OBJECTIVE. All entries must be repeated exactly; do not include the pictures.

DATA FOR PROCESSING.
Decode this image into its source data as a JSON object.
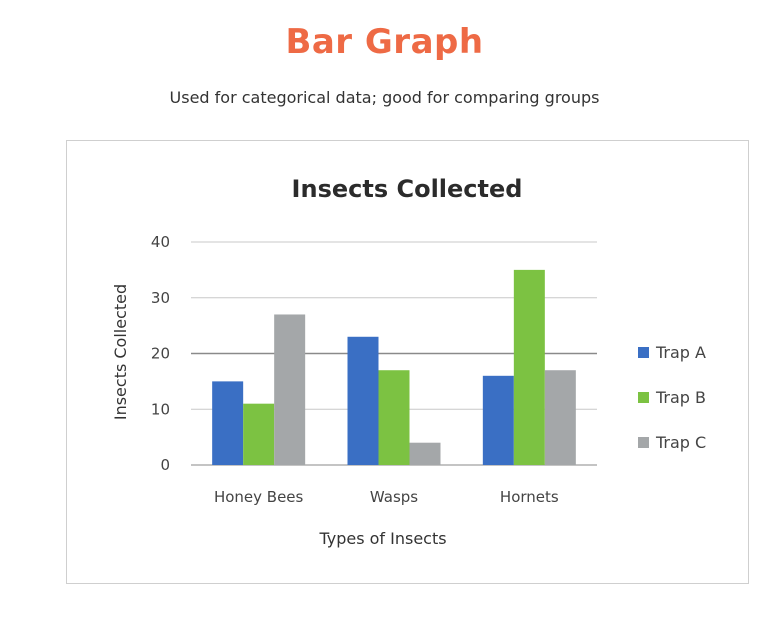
{
  "header": {
    "title": "Bar Graph",
    "subtitle": "Used for categorical data; good for comparing groups"
  },
  "colors": {
    "title_accent": "#ee6a45",
    "trap_a": "#3a6fc4",
    "trap_b": "#7cc242",
    "trap_c": "#a4a7a9",
    "gridline": "#c8c8c8"
  },
  "chart_data": {
    "type": "bar",
    "title": "Insects Collected",
    "xlabel": "Types of Insects",
    "ylabel": "Insects Collected",
    "categories": [
      "Honey Bees",
      "Wasps",
      "Hornets"
    ],
    "series": [
      {
        "name": "Trap A",
        "color": "#3a6fc4",
        "values": [
          15,
          23,
          16
        ]
      },
      {
        "name": "Trap B",
        "color": "#7cc242",
        "values": [
          11,
          17,
          35
        ]
      },
      {
        "name": "Trap C",
        "color": "#a4a7a9",
        "values": [
          27,
          4,
          17
        ]
      }
    ],
    "ylim": [
      0,
      40
    ],
    "yticks": [
      0,
      10,
      20,
      30,
      40
    ],
    "yticklabels": [
      "0",
      "10",
      "20",
      "30",
      "40"
    ],
    "grid": true,
    "legend_position": "right"
  }
}
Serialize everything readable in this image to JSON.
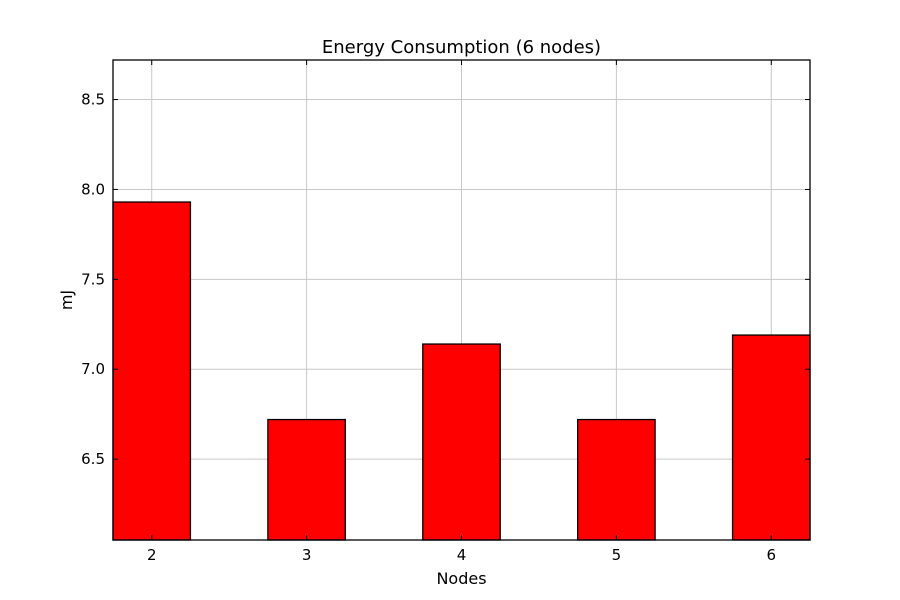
{
  "chart_data": {
    "type": "bar",
    "title": "Energy Consumption (6 nodes)",
    "xlabel": "Nodes",
    "ylabel": "mJ",
    "categories": [
      "2",
      "3",
      "4",
      "5",
      "6"
    ],
    "values": [
      7.93,
      6.72,
      7.14,
      6.72,
      7.19
    ],
    "ylim": [
      6.05,
      8.72
    ],
    "yticks": [
      6.5,
      7.0,
      7.5,
      8.0,
      8.5
    ],
    "ytick_labels": [
      "6.5",
      "7.0",
      "7.5",
      "8.0",
      "8.5"
    ],
    "grid": true,
    "bar_color": "#ff0000",
    "edge_color": "#000000"
  }
}
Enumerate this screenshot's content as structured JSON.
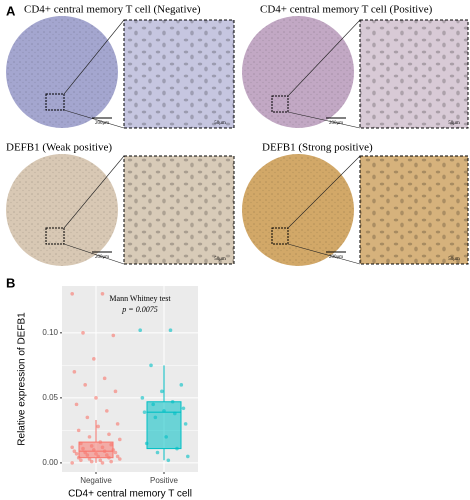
{
  "panel_labels": [
    "A",
    "B"
  ],
  "panels": [
    {
      "title": "CD4+ central memory T cell (Negative)",
      "scale_overview": "200μm",
      "scale_zoom": "50μm"
    },
    {
      "title": "CD4+ central memory T cell (Positive)",
      "scale_overview": "200μm",
      "scale_zoom": "50μm"
    },
    {
      "title": "DEFB1 (Weak positive)",
      "scale_overview": "200μm",
      "scale_zoom": "50μm"
    },
    {
      "title": "DEFB1 (Strong positive)",
      "scale_overview": "200μm",
      "scale_zoom": "50μm"
    }
  ],
  "chart_data": {
    "type": "box",
    "ylabel": "Relative expression of DEFB1",
    "xlabel": "CD4+ central memory T cell",
    "annotation": [
      "Mann Whitney test",
      "p = 0.0075"
    ],
    "categories": [
      "Negative",
      "Positive"
    ],
    "ylim": [
      -0.007,
      0.136
    ],
    "yticks": [
      {
        "value": 0,
        "label": "0.00"
      },
      {
        "value": 0.05,
        "label": "0.05"
      },
      {
        "value": 0.1,
        "label": "0.10"
      }
    ],
    "grid": true,
    "boxes": [
      {
        "color": "#f8766d",
        "min": 0,
        "q1": 0.004,
        "median": 0.009,
        "q3": 0.016,
        "max": 0.033,
        "points": [
          0.13,
          0.13,
          0.1,
          0.098,
          0.08,
          0.07,
          0.065,
          0.06,
          0.055,
          0.05,
          0.045,
          0.04,
          0.035,
          0.03,
          0.028,
          0.025,
          0.022,
          0.02,
          0.018,
          0.016,
          0.015,
          0.014,
          0.013,
          0.012,
          0.012,
          0.011,
          0.01,
          0.01,
          0.009,
          0.009,
          0.008,
          0.008,
          0.007,
          0.007,
          0.006,
          0.006,
          0.005,
          0.005,
          0.004,
          0.004,
          0.003,
          0.003,
          0.002,
          0.002,
          0.001,
          0.001,
          0,
          0
        ]
      },
      {
        "color": "#00bfc4",
        "min": 0.002,
        "q1": 0.011,
        "median": 0.039,
        "q3": 0.047,
        "max": 0.075,
        "points": [
          0.102,
          0.102,
          0.075,
          0.06,
          0.055,
          0.05,
          0.047,
          0.045,
          0.042,
          0.04,
          0.039,
          0.038,
          0.035,
          0.03,
          0.02,
          0.015,
          0.011,
          0.008,
          0.005,
          0.002
        ]
      }
    ]
  }
}
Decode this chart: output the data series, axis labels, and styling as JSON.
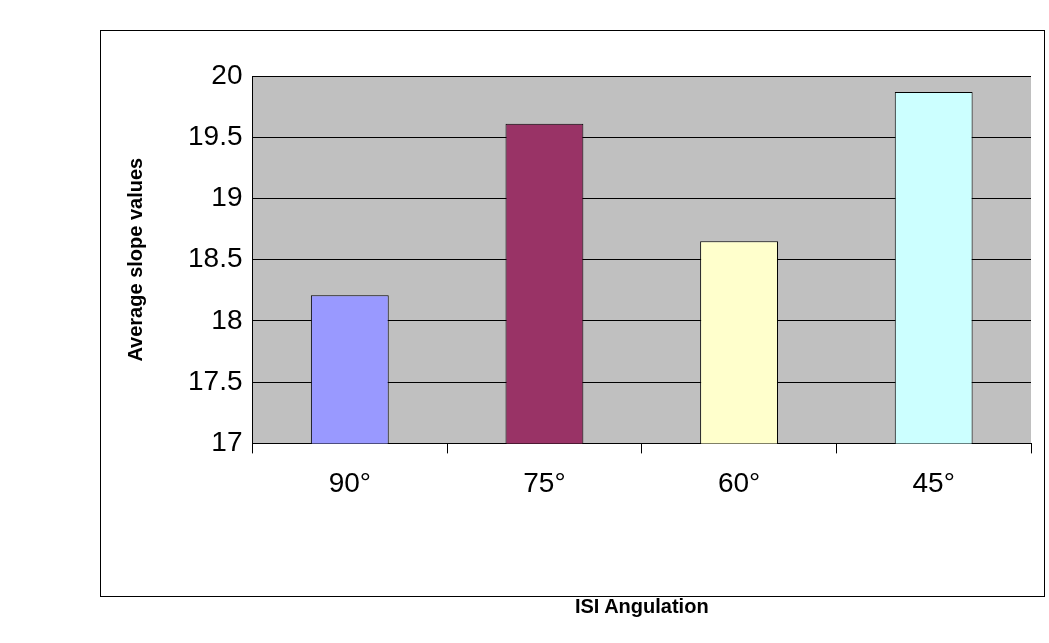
{
  "chart_data": {
    "type": "bar",
    "xlabel": "ISI Angulation",
    "ylabel": "Average slope values",
    "categories": [
      "90°",
      "75°",
      "60°",
      "45°"
    ],
    "series": [
      {
        "values": [
          18.21,
          19.61,
          18.65,
          19.87
        ],
        "colors": [
          "#9999ff",
          "#993366",
          "#ffffcc",
          "#ccffff"
        ]
      }
    ],
    "ylim": [
      17,
      20
    ],
    "yticks": [
      17,
      17.5,
      18,
      18.5,
      19,
      19.5,
      20
    ],
    "grid": "y",
    "legend": false
  }
}
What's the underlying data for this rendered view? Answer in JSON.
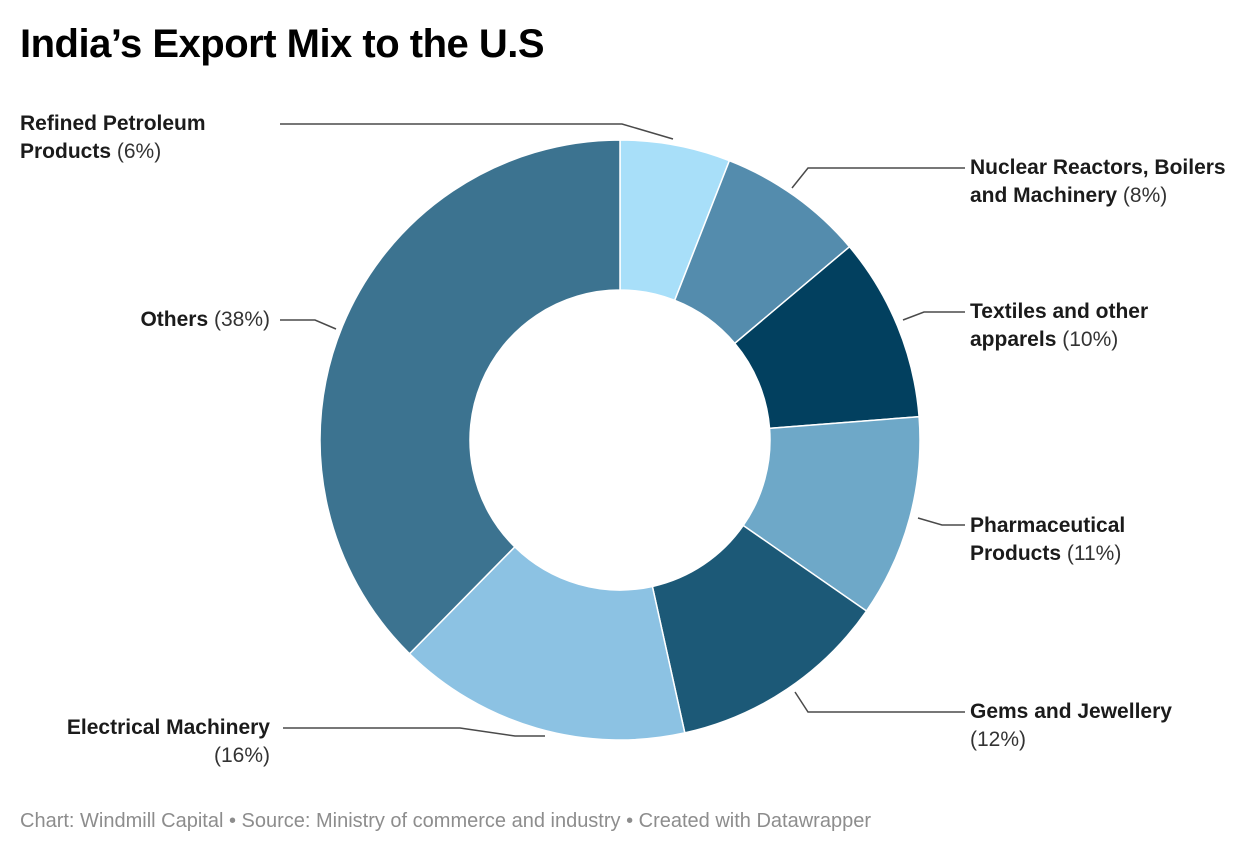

SOLUTION TO THE PROBLEM.
Decode this image into its source data as a JSON object.
{
  "header": {
    "title": "Bar Graph",
    "subtitle": "Used for categorical data; good for comparing groups"
  },
  "colors": {
    "title_accent": "#ee6a45",
    "trap_a": "#3a6fc4",
    "trap_b": "#7cc242",
    "trap_c": "#a4a7a9",
    "gridline": "#c8c8c8"
  },
  "chart_data": {
    "type": "bar",
    "title": "Insects Collected",
    "xlabel": "Types of Insects",
    "ylabel": "Insects Collected",
    "categories": [
      "Honey Bees",
      "Wasps",
      "Hornets"
    ],
    "series": [
      {
        "name": "Trap A",
        "color": "#3a6fc4",
        "values": [
          15,
          23,
          16
        ]
      },
      {
        "name": "Trap B",
        "color": "#7cc242",
        "values": [
          11,
          17,
          35
        ]
      },
      {
        "name": "Trap C",
        "color": "#a4a7a9",
        "values": [
          27,
          4,
          17
        ]
      }
    ],
    "ylim": [
      0,
      40
    ],
    "yticks": [
      0,
      10,
      20,
      30,
      40
    ],
    "yticklabels": [
      "0",
      "10",
      "20",
      "30",
      "40"
    ],
    "grid": true,
    "legend_position": "right"
  }
}
Serialize everything readable in this image to JSON.
{
  "chart_data": {
    "type": "bar",
    "title": "Energy Consumption (6 nodes)",
    "xlabel": "Nodes",
    "ylabel": "mJ",
    "categories": [
      "2",
      "3",
      "4",
      "5",
      "6"
    ],
    "values": [
      7.93,
      6.72,
      7.14,
      6.72,
      7.19
    ],
    "ylim": [
      6.05,
      8.72
    ],
    "yticks": [
      6.5,
      7.0,
      7.5,
      8.0,
      8.5
    ],
    "ytick_labels": [
      "6.5",
      "7.0",
      "7.5",
      "8.0",
      "8.5"
    ],
    "grid": true,
    "bar_color": "#ff0000",
    "edge_color": "#000000"
  }
}
Enumerate this screenshot's content as structured JSON.
{
  "panel_labels": [
    "A",
    "B"
  ],
  "panels": [
    {
      "title": "CD4+ central memory T cell (Negative)",
      "scale_overview": "200μm",
      "scale_zoom": "50μm"
    },
    {
      "title": "CD4+ central memory T cell (Positive)",
      "scale_overview": "200μm",
      "scale_zoom": "50μm"
    },
    {
      "title": "DEFB1 (Weak positive)",
      "scale_overview": "200μm",
      "scale_zoom": "50μm"
    },
    {
      "title": "DEFB1 (Strong positive)",
      "scale_overview": "200μm",
      "scale_zoom": "50μm"
    }
  ],
  "chart_data": {
    "type": "box",
    "ylabel": "Relative expression of DEFB1",
    "xlabel": "CD4+ central memory T cell",
    "annotation": [
      "Mann Whitney test",
      "p = 0.0075"
    ],
    "categories": [
      "Negative",
      "Positive"
    ],
    "ylim": [
      -0.007,
      0.136
    ],
    "yticks": [
      {
        "value": 0,
        "label": "0.00"
      },
      {
        "value": 0.05,
        "label": "0.05"
      },
      {
        "value": 0.1,
        "label": "0.10"
      }
    ],
    "grid": true,
    "boxes": [
      {
        "color": "#f8766d",
        "min": 0,
        "q1": 0.004,
        "median": 0.009,
        "q3": 0.016,
        "max": 0.033,
        "points": [
          0.13,
          0.13,
          0.1,
          0.098,
          0.08,
          0.07,
          0.065,
          0.06,
          0.055,
          0.05,
          0.045,
          0.04,
          0.035,
          0.03,
          0.028,
          0.025,
          0.022,
          0.02,
          0.018,
          0.016,
          0.015,
          0.014,
          0.013,
          0.012,
          0.012,
          0.011,
          0.01,
          0.01,
          0.009,
          0.009,
          0.008,
          0.008,
          0.007,
          0.007,
          0.006,
          0.006,
          0.005,
          0.005,
          0.004,
          0.004,
          0.003,
          0.003,
          0.002,
          0.002,
          0.001,
          0.001,
          0,
          0
        ]
      },
      {
        "color": "#00bfc4",
        "min": 0.002,
        "q1": 0.011,
        "median": 0.039,
        "q3": 0.047,
        "max": 0.075,
        "points": [
          0.102,
          0.102,
          0.075,
          0.06,
          0.055,
          0.05,
          0.047,
          0.045,
          0.042,
          0.04,
          0.039,
          0.038,
          0.035,
          0.03,
          0.02,
          0.015,
          0.011,
          0.008,
          0.005,
          0.002
        ]
      }
    ]
  }
}
Decode this chart: output the data series, axis labels, and styling as JSON.
{
  "chart_data": {
    "type": "bar",
    "xlabel": "ISI Angulation",
    "ylabel": "Average slope values",
    "categories": [
      "90°",
      "75°",
      "60°",
      "45°"
    ],
    "series": [
      {
        "values": [
          18.21,
          19.61,
          18.65,
          19.87
        ],
        "colors": [
          "#9999ff",
          "#993366",
          "#ffffcc",
          "#ccffff"
        ]
      }
    ],
    "ylim": [
      17,
      20
    ],
    "yticks": [
      17,
      17.5,
      18,
      18.5,
      19,
      19.5,
      20
    ],
    "grid": "y",
    "legend": false
  }
}
What's the underlying data for this rendered view? Answer in JSON.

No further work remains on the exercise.